* _GIVEN REQUEST_: Return all lines where the word "Blutzucker" can be found.

* _MATERIAL TO PROCESS_:
#####

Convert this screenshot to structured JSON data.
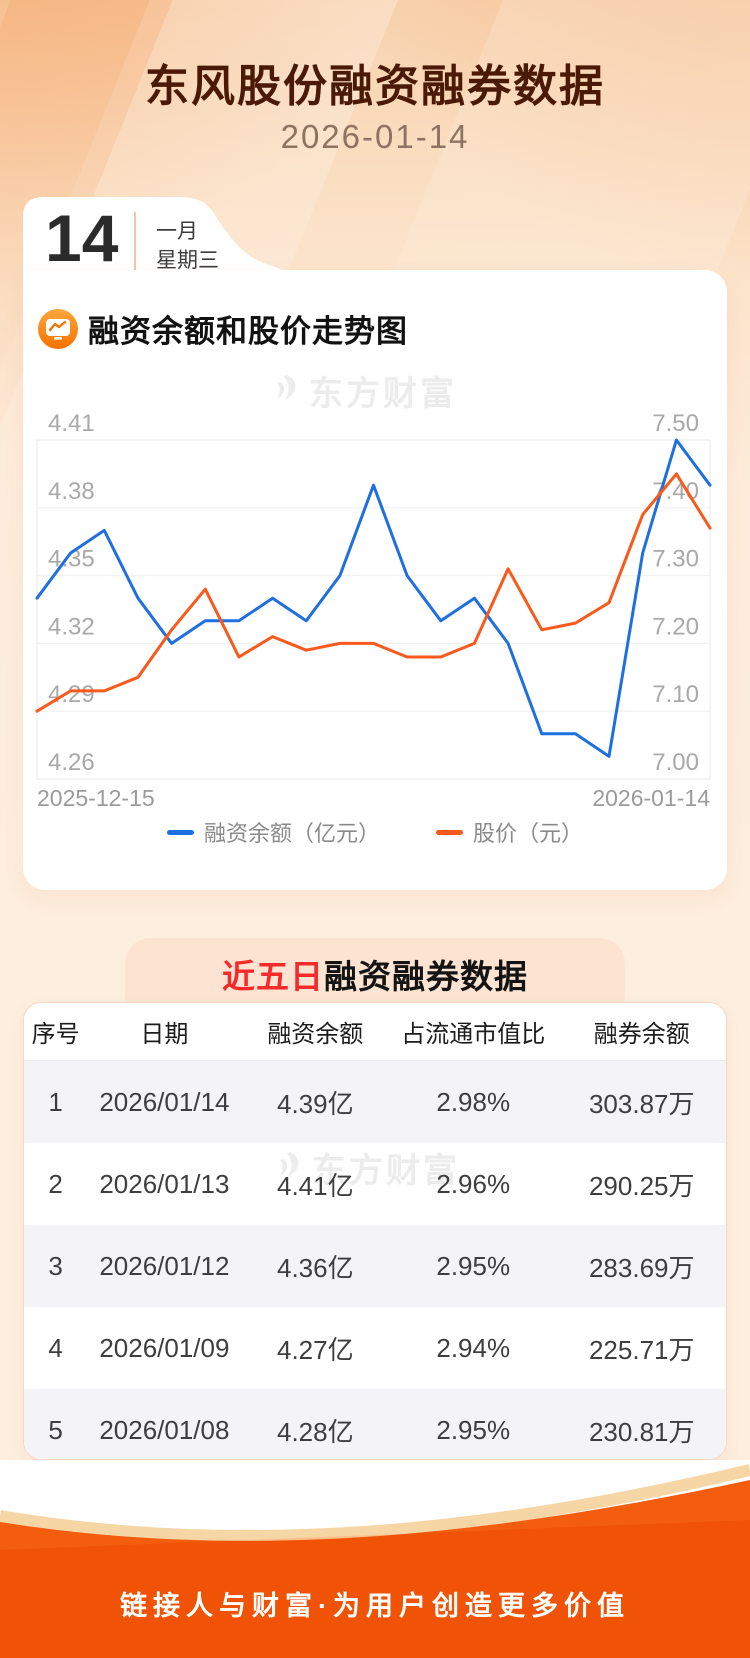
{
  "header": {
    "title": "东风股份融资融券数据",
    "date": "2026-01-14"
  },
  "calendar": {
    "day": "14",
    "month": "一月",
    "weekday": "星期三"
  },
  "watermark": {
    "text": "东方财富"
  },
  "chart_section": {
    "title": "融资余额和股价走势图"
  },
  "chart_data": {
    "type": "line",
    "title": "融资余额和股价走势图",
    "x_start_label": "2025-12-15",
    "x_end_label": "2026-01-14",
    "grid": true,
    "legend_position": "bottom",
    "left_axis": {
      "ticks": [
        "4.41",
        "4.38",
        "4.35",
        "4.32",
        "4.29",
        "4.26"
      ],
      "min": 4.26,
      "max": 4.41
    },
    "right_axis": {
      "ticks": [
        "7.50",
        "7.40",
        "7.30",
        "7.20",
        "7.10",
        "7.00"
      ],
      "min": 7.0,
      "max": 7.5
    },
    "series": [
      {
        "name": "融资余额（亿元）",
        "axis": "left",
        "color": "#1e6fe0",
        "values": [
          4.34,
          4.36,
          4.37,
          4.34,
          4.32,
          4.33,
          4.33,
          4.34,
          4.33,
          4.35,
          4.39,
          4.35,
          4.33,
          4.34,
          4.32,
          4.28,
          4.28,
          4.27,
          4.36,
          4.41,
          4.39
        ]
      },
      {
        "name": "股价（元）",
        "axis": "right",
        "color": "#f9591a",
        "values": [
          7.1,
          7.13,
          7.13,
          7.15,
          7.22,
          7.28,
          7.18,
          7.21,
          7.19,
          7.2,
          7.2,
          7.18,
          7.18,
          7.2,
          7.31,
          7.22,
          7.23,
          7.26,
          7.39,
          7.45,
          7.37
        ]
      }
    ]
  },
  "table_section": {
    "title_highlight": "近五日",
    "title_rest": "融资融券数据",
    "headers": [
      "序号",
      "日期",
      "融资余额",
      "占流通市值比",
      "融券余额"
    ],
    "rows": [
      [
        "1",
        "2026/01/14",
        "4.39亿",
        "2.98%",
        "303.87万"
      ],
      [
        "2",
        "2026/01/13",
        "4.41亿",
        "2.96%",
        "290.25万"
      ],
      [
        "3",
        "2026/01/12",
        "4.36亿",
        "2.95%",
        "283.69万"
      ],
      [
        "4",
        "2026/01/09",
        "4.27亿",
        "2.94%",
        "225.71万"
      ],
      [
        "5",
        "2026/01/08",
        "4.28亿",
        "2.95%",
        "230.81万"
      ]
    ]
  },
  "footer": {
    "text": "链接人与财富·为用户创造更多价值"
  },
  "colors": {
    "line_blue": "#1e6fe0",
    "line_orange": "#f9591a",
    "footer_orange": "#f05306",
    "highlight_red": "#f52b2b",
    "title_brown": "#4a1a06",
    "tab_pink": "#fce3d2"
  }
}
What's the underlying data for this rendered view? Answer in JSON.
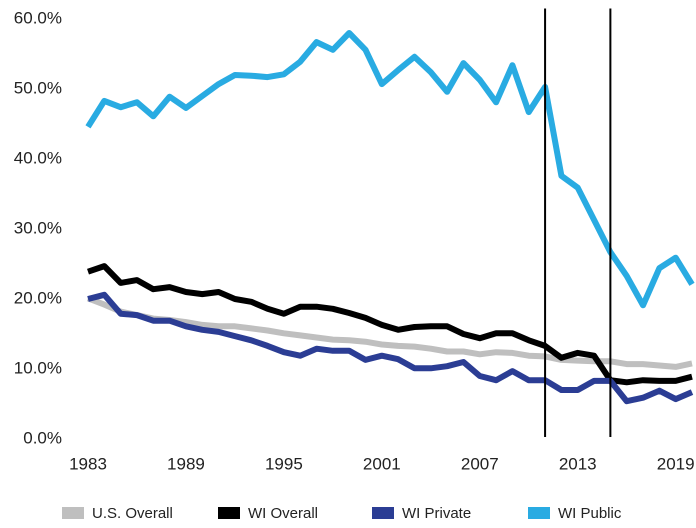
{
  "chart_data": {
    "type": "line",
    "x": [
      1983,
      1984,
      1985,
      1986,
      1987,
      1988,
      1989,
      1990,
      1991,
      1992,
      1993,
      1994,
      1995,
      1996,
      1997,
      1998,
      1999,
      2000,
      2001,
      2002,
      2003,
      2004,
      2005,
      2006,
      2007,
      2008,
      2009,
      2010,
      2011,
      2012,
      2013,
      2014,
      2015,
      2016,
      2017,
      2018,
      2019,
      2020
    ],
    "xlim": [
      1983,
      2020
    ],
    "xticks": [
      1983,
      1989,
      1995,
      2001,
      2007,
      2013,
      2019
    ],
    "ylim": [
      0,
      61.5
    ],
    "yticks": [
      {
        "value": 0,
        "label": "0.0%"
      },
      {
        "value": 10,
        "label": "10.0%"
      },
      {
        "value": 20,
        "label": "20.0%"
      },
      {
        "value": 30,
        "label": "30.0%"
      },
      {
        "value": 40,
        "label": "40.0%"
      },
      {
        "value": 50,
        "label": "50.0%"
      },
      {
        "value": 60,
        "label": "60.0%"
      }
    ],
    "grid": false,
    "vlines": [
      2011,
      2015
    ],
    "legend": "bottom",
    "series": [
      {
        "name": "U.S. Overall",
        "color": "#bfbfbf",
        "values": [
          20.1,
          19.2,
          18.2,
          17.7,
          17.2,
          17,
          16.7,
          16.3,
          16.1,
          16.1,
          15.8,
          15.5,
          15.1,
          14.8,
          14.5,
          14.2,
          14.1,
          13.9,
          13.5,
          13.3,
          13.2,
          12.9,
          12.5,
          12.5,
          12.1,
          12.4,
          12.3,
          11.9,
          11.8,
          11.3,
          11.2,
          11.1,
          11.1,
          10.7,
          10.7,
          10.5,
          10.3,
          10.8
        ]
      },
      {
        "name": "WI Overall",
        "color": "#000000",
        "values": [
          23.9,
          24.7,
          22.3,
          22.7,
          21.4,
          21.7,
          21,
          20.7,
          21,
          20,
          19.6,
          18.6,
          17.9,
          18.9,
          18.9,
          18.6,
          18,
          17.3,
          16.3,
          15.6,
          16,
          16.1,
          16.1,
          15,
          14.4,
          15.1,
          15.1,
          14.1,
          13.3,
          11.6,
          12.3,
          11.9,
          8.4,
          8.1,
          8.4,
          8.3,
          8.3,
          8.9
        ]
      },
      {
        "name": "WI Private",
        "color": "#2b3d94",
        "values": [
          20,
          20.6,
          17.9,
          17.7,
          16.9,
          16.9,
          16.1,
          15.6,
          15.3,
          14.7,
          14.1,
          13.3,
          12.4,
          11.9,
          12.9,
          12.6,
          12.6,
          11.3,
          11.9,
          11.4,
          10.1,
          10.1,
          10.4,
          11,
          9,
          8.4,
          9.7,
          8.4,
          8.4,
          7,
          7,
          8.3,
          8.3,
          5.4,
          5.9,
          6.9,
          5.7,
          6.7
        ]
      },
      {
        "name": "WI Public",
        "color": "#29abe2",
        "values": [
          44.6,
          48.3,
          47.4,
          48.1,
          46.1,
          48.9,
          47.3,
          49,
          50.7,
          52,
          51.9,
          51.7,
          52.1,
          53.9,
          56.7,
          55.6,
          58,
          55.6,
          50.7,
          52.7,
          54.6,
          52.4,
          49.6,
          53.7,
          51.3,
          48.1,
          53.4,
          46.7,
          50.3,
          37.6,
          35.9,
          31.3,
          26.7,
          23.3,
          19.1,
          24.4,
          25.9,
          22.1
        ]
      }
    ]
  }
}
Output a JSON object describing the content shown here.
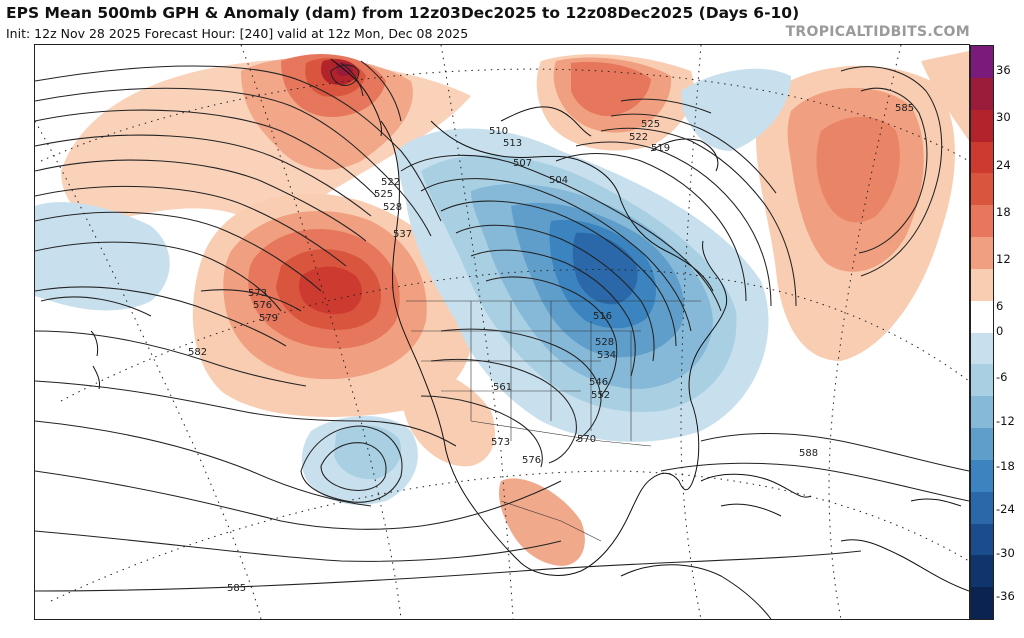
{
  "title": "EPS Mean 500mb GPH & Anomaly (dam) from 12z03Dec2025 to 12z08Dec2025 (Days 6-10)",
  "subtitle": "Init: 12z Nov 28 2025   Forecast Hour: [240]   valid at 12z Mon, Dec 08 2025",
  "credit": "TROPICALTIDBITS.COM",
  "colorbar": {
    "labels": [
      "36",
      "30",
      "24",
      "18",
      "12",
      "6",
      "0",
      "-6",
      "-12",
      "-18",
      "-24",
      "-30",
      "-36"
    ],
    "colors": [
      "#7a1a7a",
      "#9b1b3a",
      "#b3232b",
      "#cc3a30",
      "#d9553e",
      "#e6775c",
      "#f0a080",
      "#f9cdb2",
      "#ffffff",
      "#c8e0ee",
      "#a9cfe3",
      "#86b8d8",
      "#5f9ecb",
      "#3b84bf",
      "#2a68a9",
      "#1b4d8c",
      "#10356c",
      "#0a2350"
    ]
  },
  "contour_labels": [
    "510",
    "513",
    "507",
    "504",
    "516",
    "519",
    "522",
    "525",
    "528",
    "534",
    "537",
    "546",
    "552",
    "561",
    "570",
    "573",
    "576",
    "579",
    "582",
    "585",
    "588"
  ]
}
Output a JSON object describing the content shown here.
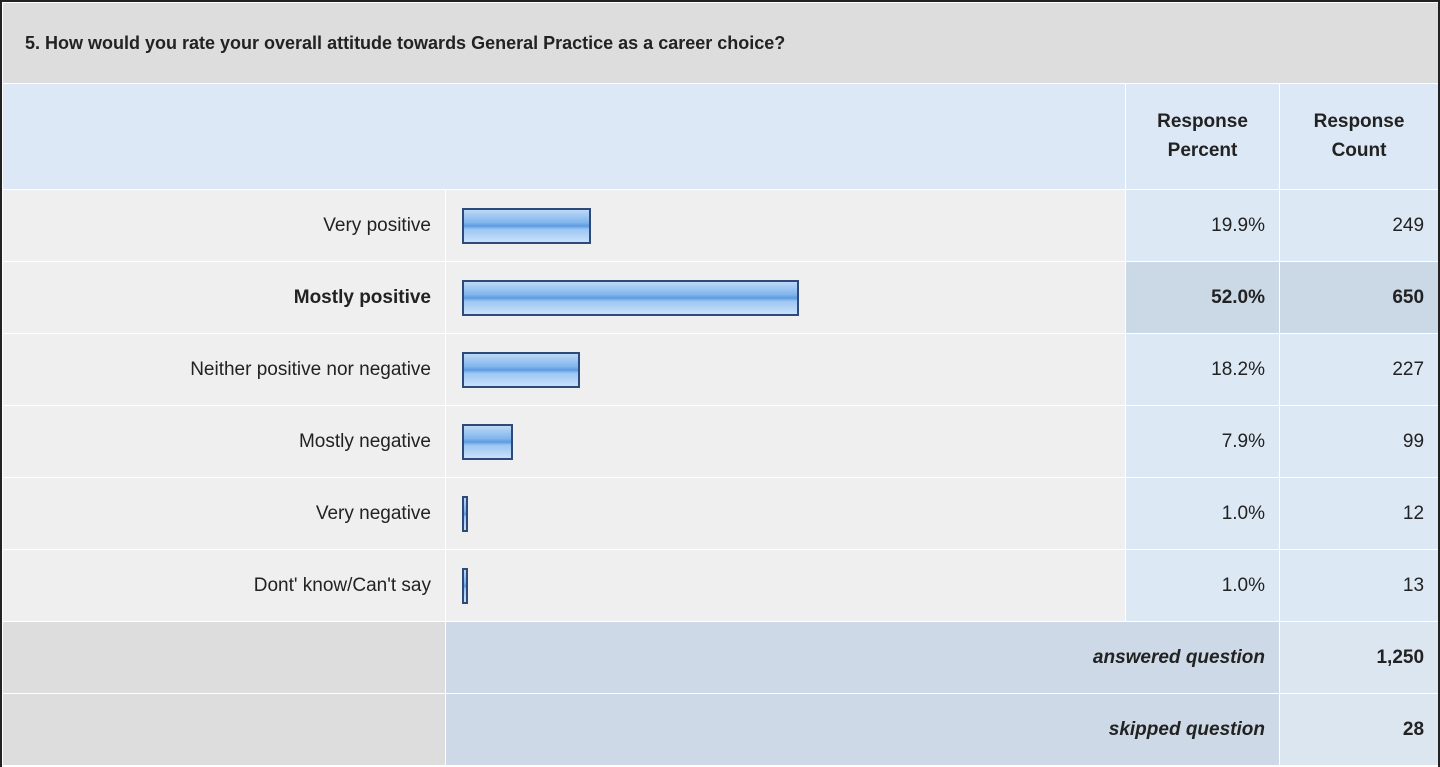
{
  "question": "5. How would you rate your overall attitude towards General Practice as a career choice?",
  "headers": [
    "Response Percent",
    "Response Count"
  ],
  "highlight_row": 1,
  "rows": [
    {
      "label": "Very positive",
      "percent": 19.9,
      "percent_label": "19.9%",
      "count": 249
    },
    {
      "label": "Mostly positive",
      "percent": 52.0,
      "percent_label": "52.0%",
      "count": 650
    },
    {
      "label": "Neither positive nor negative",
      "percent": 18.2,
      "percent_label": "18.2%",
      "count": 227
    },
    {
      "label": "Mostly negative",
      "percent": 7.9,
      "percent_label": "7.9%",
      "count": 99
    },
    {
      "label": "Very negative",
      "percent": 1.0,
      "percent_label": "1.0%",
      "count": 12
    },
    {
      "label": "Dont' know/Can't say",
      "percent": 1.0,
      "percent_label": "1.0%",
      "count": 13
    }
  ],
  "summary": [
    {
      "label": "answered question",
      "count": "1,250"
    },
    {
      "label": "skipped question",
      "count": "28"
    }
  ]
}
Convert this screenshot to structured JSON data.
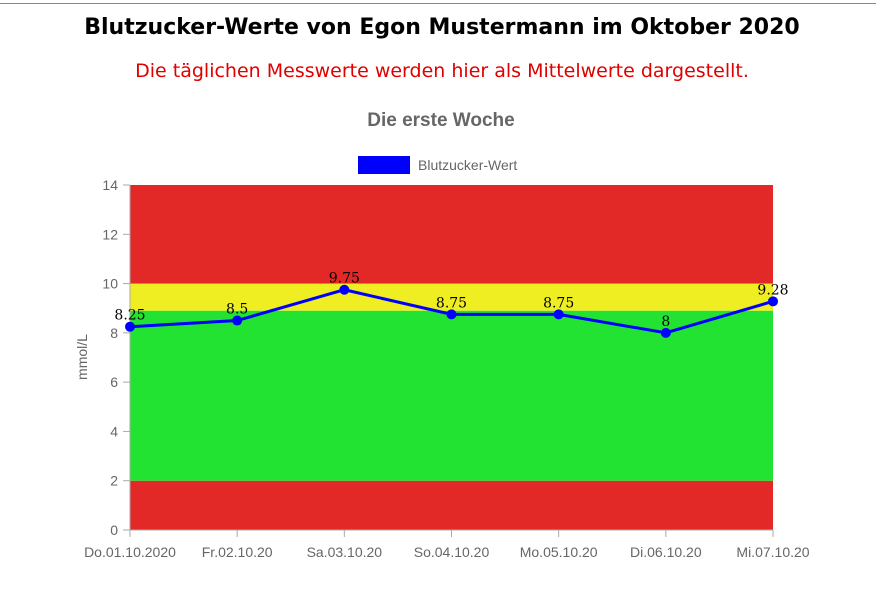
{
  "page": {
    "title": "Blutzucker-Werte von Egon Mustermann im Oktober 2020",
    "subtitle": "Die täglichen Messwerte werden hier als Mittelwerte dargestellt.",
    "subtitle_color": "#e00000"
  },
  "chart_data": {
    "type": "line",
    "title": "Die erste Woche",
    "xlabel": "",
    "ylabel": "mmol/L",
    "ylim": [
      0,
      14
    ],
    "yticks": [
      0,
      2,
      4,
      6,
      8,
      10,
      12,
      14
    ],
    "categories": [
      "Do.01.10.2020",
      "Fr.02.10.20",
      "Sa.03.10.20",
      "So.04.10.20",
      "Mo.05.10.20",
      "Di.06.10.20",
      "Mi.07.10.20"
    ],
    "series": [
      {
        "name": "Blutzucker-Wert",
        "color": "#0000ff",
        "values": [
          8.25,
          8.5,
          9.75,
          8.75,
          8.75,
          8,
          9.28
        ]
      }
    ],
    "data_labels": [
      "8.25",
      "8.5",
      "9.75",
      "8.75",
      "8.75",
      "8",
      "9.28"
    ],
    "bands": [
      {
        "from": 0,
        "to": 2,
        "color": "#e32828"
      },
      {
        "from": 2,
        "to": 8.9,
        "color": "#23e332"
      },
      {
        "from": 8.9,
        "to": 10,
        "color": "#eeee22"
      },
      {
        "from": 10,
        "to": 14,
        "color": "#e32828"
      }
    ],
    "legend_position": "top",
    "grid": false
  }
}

#####

* _THE OUTPUT_:
    "title": "Blutzucker-Werte von Egon Mustermann im Oktober 2020",
        "name": "Blutzucker-Wert",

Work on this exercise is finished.